● WHAT YOU WILL DO: Quote the items verbatim, starting with the first and ending with the line containing "answer-line — [72, 539, 239, 569]", including both of those lines.

● SUPPLIED MATERIAL:
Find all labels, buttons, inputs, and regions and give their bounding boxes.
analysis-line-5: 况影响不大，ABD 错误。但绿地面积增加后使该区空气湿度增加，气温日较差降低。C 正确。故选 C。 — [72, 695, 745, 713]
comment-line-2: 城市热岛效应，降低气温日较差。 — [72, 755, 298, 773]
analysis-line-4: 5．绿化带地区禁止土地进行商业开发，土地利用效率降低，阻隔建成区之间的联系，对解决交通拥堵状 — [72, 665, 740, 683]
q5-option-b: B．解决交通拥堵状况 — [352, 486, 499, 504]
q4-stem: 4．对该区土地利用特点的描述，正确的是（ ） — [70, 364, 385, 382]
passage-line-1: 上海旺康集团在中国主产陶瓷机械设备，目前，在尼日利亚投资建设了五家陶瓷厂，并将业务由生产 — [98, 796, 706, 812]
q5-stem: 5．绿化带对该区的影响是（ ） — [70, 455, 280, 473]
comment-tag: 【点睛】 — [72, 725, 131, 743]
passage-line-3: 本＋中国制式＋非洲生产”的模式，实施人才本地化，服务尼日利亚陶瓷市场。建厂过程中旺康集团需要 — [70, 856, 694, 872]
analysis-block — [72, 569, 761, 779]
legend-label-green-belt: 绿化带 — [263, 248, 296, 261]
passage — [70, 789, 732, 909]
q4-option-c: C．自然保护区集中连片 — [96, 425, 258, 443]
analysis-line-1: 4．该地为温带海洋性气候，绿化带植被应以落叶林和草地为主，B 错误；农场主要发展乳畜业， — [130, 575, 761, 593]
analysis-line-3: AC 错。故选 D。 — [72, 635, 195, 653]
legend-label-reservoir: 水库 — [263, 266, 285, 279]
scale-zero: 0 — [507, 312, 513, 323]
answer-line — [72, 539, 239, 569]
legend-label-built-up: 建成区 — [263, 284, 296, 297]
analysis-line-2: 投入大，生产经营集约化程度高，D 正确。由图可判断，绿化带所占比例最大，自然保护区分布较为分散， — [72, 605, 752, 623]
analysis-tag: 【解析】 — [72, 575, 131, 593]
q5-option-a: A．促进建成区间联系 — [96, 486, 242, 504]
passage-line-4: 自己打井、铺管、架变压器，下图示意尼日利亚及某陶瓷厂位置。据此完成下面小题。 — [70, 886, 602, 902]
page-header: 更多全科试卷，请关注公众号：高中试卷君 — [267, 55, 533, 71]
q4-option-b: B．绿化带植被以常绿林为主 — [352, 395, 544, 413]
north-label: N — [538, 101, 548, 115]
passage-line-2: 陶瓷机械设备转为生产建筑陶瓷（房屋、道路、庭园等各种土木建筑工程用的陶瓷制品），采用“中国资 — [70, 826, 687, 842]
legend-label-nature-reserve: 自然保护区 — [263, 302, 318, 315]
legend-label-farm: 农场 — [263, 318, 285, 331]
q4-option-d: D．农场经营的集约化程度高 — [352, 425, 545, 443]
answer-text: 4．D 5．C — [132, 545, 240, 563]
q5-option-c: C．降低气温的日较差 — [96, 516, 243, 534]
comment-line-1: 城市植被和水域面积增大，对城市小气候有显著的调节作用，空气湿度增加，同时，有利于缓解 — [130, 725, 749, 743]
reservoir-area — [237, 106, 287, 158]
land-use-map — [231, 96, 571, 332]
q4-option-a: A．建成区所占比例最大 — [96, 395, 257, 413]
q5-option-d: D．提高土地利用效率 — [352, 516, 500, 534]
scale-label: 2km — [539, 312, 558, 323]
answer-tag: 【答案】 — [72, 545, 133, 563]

● WRITTEN ANSWER:
Find all labels, buttons, inputs, and regions and give their bounding boxes.
analysis-line-5: 况影响不大，ABD 错误。但绿地面积增加后使该区空气湿度增加，气温日较差降低。C 正确。故选 C。 — [72, 695, 745, 713]
comment-line-2: 城市热岛效应，降低气温日较差。 — [72, 755, 298, 773]
analysis-line-4: 5．绿化带地区禁止土地进行商业开发，土地利用效率降低，阻隔建成区之间的联系，对解决交通拥堵状 — [72, 665, 740, 683]
q5-option-b: B．解决交通拥堵状况 — [352, 486, 499, 504]
q4-stem: 4．对该区土地利用特点的描述，正确的是（ ） — [70, 364, 385, 382]
passage-line-1: 上海旺康集团在中国主产陶瓷机械设备，目前，在尼日利亚投资建设了五家陶瓷厂，并将业务由生产 — [98, 796, 706, 812]
q5-stem: 5．绿化带对该区的影响是（ ） — [70, 455, 280, 473]
comment-tag: 【点睛】 — [72, 725, 131, 743]
passage-line-3: 本＋中国制式＋非洲生产”的模式，实施人才本地化，服务尼日利亚陶瓷市场。建厂过程中旺康集团需要 — [70, 856, 694, 872]
analysis-block — [72, 569, 761, 779]
legend-label-green-belt: 绿化带 — [263, 248, 296, 261]
passage — [70, 789, 732, 909]
q4-option-c: C．自然保护区集中连片 — [96, 425, 258, 443]
analysis-line-1: 4．该地为温带海洋性气候，绿化带植被应以落叶林和草地为主，B 错误；农场主要发展乳畜业， — [130, 575, 761, 593]
analysis-line-3: AC 错。故选 D。 — [72, 635, 195, 653]
legend-label-reservoir: 水库 — [263, 266, 285, 279]
scale-zero: 0 — [507, 312, 513, 323]
answer-line — [72, 539, 239, 569]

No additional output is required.